» Directive
Pull out every line below that holds the word "กษรนำ".
* START *
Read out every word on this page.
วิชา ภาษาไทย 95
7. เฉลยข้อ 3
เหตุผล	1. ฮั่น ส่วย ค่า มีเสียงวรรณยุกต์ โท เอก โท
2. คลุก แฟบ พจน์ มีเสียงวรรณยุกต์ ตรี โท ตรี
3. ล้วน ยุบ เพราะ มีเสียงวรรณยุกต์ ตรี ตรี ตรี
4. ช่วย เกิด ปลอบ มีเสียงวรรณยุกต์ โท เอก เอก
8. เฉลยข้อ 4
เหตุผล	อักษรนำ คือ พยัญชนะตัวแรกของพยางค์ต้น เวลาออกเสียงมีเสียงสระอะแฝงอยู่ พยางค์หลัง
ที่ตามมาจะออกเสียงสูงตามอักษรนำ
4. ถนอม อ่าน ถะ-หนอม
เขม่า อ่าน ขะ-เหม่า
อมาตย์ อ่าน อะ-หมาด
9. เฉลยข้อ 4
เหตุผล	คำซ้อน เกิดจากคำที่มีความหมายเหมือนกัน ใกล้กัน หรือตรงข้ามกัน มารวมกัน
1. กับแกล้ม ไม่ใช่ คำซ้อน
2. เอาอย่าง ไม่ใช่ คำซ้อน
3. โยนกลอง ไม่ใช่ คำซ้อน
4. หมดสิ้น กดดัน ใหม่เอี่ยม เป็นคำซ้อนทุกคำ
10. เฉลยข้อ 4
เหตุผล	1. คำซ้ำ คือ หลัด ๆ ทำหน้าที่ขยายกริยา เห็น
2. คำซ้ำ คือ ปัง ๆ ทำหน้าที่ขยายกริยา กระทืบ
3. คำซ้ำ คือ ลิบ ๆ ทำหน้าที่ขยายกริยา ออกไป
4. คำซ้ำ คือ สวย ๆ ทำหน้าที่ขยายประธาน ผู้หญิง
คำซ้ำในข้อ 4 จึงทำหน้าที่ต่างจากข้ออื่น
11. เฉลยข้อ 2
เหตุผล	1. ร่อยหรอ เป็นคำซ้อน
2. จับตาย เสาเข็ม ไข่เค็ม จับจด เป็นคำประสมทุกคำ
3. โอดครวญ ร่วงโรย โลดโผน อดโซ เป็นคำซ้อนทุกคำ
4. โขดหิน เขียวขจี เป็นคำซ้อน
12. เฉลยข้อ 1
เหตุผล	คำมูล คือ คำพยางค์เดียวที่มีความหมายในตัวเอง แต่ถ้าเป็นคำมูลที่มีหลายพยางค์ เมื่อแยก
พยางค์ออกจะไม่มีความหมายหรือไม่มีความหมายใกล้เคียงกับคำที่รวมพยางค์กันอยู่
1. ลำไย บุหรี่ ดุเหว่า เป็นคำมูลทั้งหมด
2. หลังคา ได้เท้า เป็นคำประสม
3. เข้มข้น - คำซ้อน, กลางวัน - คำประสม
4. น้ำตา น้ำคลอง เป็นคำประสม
* END *
» Task result
เหตุผล	อักษรนำ คือ พยัญชนะตัวแรกของพยางค์ต้น เวลาออกเสียงมีเสียงสระอะแฝงอยู่ พยางค์หลัง
ที่ตามมาจะออกเสียงสูงตามอักษรนำ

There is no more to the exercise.